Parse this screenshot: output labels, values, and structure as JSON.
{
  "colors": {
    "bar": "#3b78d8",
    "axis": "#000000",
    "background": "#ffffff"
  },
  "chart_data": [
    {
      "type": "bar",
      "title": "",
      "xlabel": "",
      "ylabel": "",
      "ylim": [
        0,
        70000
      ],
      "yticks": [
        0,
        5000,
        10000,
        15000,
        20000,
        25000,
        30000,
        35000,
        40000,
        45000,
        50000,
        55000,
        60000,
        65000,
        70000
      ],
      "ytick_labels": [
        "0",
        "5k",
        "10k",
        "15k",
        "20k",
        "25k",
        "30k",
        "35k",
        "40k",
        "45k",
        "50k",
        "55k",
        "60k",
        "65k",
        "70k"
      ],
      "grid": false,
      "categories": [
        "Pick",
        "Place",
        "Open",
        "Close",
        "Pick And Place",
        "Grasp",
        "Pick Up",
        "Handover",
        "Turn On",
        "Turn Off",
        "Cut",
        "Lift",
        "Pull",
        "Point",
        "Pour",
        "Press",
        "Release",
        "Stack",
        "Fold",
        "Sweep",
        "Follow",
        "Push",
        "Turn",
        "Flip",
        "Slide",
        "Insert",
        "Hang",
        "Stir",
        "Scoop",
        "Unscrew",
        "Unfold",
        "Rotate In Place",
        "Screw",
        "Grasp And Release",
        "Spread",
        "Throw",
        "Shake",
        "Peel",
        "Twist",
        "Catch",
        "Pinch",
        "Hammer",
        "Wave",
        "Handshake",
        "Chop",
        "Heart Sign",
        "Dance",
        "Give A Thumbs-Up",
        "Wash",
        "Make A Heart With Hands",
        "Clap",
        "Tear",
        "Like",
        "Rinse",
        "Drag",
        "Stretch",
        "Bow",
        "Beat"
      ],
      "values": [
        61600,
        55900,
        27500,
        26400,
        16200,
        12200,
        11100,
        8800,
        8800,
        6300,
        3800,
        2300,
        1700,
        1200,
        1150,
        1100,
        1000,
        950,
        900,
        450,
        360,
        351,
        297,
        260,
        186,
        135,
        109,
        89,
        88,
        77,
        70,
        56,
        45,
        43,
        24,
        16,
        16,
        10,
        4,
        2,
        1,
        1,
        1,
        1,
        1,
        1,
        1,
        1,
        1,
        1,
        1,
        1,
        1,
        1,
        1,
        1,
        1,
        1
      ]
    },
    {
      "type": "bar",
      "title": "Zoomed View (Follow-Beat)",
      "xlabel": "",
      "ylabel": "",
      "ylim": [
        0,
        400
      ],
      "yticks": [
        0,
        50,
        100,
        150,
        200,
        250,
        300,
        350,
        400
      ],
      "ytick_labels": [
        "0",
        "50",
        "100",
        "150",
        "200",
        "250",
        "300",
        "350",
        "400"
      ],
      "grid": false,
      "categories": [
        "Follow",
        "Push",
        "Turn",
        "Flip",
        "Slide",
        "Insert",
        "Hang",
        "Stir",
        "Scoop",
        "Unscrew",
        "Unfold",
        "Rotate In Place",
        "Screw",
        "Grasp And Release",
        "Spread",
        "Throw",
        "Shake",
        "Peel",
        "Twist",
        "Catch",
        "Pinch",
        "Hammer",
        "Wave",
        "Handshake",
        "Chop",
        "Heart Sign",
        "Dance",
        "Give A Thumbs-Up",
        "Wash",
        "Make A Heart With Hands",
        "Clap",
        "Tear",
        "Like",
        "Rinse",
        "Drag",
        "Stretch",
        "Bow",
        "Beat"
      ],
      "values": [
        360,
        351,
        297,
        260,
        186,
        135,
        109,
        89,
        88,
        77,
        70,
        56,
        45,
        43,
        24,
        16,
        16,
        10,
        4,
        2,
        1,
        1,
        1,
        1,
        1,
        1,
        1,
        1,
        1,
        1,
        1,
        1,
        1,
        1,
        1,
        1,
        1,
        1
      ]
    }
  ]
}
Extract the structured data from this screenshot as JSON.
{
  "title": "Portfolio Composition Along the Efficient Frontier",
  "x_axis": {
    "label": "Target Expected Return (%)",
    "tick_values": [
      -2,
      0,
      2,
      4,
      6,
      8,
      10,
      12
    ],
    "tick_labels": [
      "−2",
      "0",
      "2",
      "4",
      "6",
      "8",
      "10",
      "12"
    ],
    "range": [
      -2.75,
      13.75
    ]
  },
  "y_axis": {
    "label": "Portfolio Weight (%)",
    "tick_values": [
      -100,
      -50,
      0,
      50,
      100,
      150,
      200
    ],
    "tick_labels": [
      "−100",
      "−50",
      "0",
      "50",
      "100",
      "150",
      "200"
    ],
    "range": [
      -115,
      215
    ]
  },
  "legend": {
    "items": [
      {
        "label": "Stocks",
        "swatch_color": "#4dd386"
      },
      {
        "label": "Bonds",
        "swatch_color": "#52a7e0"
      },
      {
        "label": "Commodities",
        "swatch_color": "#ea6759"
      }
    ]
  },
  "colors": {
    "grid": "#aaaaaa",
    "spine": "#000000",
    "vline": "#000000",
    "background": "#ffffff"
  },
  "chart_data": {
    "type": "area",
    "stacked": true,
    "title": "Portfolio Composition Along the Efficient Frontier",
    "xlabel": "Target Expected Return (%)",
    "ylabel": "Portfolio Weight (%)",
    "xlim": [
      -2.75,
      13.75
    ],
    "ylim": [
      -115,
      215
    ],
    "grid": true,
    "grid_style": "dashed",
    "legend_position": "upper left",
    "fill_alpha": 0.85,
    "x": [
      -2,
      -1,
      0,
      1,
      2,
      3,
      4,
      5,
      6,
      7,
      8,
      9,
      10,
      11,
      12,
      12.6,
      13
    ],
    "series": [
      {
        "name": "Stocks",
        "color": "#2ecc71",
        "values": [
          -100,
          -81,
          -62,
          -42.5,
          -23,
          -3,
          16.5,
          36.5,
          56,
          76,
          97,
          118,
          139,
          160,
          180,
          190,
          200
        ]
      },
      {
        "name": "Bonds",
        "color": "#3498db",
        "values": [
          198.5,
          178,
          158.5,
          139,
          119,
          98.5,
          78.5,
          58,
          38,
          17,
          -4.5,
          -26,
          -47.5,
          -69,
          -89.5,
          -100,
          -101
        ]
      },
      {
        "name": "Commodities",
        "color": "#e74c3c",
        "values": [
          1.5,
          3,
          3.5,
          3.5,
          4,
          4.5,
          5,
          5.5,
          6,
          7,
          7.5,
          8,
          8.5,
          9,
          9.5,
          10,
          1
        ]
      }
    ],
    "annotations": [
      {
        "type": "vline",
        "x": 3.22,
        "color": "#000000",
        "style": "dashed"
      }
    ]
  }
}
***
▶ Your goal
Every line above should be written out again exactly as it stands.

▶ Exercise answer
Parse this screenshot: output labels, values, and structure as JSON.
{
  "colors": {
    "bar": "#3b78d8",
    "axis": "#000000",
    "background": "#ffffff"
  },
  "chart_data": [
    {
      "type": "bar",
      "title": "",
      "xlabel": "",
      "ylabel": "",
      "ylim": [
        0,
        70000
      ],
      "yticks": [
        0,
        5000,
        10000,
        15000,
        20000,
        25000,
        30000,
        35000,
        40000,
        45000,
        50000,
        55000,
        60000,
        65000,
        70000
      ],
      "ytick_labels": [
        "0",
        "5k",
        "10k",
        "15k",
        "20k",
        "25k",
        "30k",
        "35k",
        "40k",
        "45k",
        "50k",
        "55k",
        "60k",
        "65k",
        "70k"
      ],
      "grid": false,
      "categories": [
        "Pick",
        "Place",
        "Open",
        "Close",
        "Pick And Place",
        "Grasp",
        "Pick Up",
        "Handover",
        "Turn On",
        "Turn Off",
        "Cut",
        "Lift",
        "Pull",
        "Point",
        "Pour",
        "Press",
        "Release",
        "Stack",
        "Fold",
        "Sweep",
        "Follow",
        "Push",
        "Turn",
        "Flip",
        "Slide",
        "Insert",
        "Hang",
        "Stir",
        "Scoop",
        "Unscrew",
        "Unfold",
        "Rotate In Place",
        "Screw",
        "Grasp And Release",
        "Spread",
        "Throw",
        "Shake",
        "Peel",
        "Twist",
        "Catch",
        "Pinch",
        "Hammer",
        "Wave",
        "Handshake",
        "Chop",
        "Heart Sign",
        "Dance",
        "Give A Thumbs-Up",
        "Wash",
        "Make A Heart With Hands",
        "Clap",
        "Tear",
        "Like",
        "Rinse",
        "Drag",
        "Stretch",
        "Bow",
        "Beat"
      ],
      "values": [
        61600,
        55900,
        27500,
        26400,
        16200,
        12200,
        11100,
        8800,
        8800,
        6300,
        3800,
        2300,
        1700,
        1200,
        1150,
        1100,
        1000,
        950,
        900,
        450,
        360,
        351,
        297,
        260,
        186,
        135,
        109,
        89,
        88,
        77,
        70,
        56,
        45,
        43,
        24,
        16,
        16,
        10,
        4,
        2,
        1,
        1,
        1,
        1,
        1,
        1,
        1,
        1,
        1,
        1,
        1,
        1,
        1,
        1,
        1,
        1,
        1,
        1
      ]
    },
    {
      "type": "bar",
      "title": "Zoomed View (Follow-Beat)",
      "xlabel": "",
      "ylabel": "",
      "ylim": [
        0,
        400
      ],
      "yticks": [
        0,
        50,
        100,
        150,
        200,
        250,
        300,
        350,
        400
      ],
      "ytick_labels": [
        "0",
        "50",
        "100",
        "150",
        "200",
        "250",
        "300",
        "350",
        "400"
      ],
      "grid": false,
      "categories": [
        "Follow",
        "Push",
        "Turn",
        "Flip",
        "Slide",
        "Insert",
        "Hang",
        "Stir",
        "Scoop",
        "Unscrew",
        "Unfold",
        "Rotate In Place",
        "Screw",
        "Grasp And Release",
        "Spread",
        "Throw",
        "Shake",
        "Peel",
        "Twist",
        "Catch",
        "Pinch",
        "Hammer",
        "Wave",
        "Handshake",
        "Chop",
        "Heart Sign",
        "Dance",
        "Give A Thumbs-Up",
        "Wash",
        "Make A Heart With Hands",
        "Clap",
        "Tear",
        "Like",
        "Rinse",
        "Drag",
        "Stretch",
        "Bow",
        "Beat"
      ],
      "values": [
        360,
        351,
        297,
        260,
        186,
        135,
        109,
        89,
        88,
        77,
        70,
        56,
        45,
        43,
        24,
        16,
        16,
        10,
        4,
        2,
        1,
        1,
        1,
        1,
        1,
        1,
        1,
        1,
        1,
        1,
        1,
        1,
        1,
        1,
        1,
        1,
        1,
        1
      ]
    }
  ]
}
Extract the structured data from this screenshot as JSON.
{
  "title": "Portfolio Composition Along the Efficient Frontier",
  "x_axis": {
    "label": "Target Expected Return (%)",
    "tick_values": [
      -2,
      0,
      2,
      4,
      6,
      8,
      10,
      12
    ],
    "tick_labels": [
      "−2",
      "0",
      "2",
      "4",
      "6",
      "8",
      "10",
      "12"
    ],
    "range": [
      -2.75,
      13.75
    ]
  },
  "y_axis": {
    "label": "Portfolio Weight (%)",
    "tick_values": [
      -100,
      -50,
      0,
      50,
      100,
      150,
      200
    ],
    "tick_labels": [
      "−100",
      "−50",
      "0",
      "50",
      "100",
      "150",
      "200"
    ],
    "range": [
      -115,
      215
    ]
  },
  "legend": {
    "items": [
      {
        "label": "Stocks",
        "swatch_color": "#4dd386"
      },
      {
        "label": "Bonds",
        "swatch_color": "#52a7e0"
      },
      {
        "label": "Commodities",
        "swatch_color": "#ea6759"
      }
    ]
  },
  "colors": {
    "grid": "#aaaaaa",
    "spine": "#000000",
    "vline": "#000000",
    "background": "#ffffff"
  },
  "chart_data": {
    "type": "area",
    "stacked": true,
    "title": "Portfolio Composition Along the Efficient Frontier",
    "xlabel": "Target Expected Return (%)",
    "ylabel": "Portfolio Weight (%)",
    "xlim": [
      -2.75,
      13.75
    ],
    "ylim": [
      -115,
      215
    ],
    "grid": true,
    "grid_style": "dashed",
    "legend_position": "upper left",
    "fill_alpha": 0.85,
    "x": [
      -2,
      -1,
      0,
      1,
      2,
      3,
      4,
      5,
      6,
      7,
      8,
      9,
      10,
      11,
      12,
      12.6,
      13
    ],
    "series": [
      {
        "name": "Stocks",
        "color": "#2ecc71",
        "values": [
          -100,
          -81,
          -62,
          -42.5,
          -23,
          -3,
          16.5,
          36.5,
          56,
          76,
          97,
          118,
          139,
          160,
          180,
          190,
          200
        ]
      },
      {
        "name": "Bonds",
        "color": "#3498db",
        "values": [
          198.5,
          178,
          158.5,
          139,
          119,
          98.5,
          78.5,
          58,
          38,
          17,
          -4.5,
          -26,
          -47.5,
          -69,
          -89.5,
          -100,
          -101
        ]
      },
      {
        "name": "Commodities",
        "color": "#e74c3c",
        "values": [
          1.5,
          3,
          3.5,
          3.5,
          4,
          4.5,
          5,
          5.5,
          6,
          7,
          7.5,
          8,
          8.5,
          9,
          9.5,
          10,
          1
        ]
      }
    ],
    "annotations": [
      {
        "type": "vline",
        "x": 3.22,
        "color": "#000000",
        "style": "dashed"
      }
    ]
  }
}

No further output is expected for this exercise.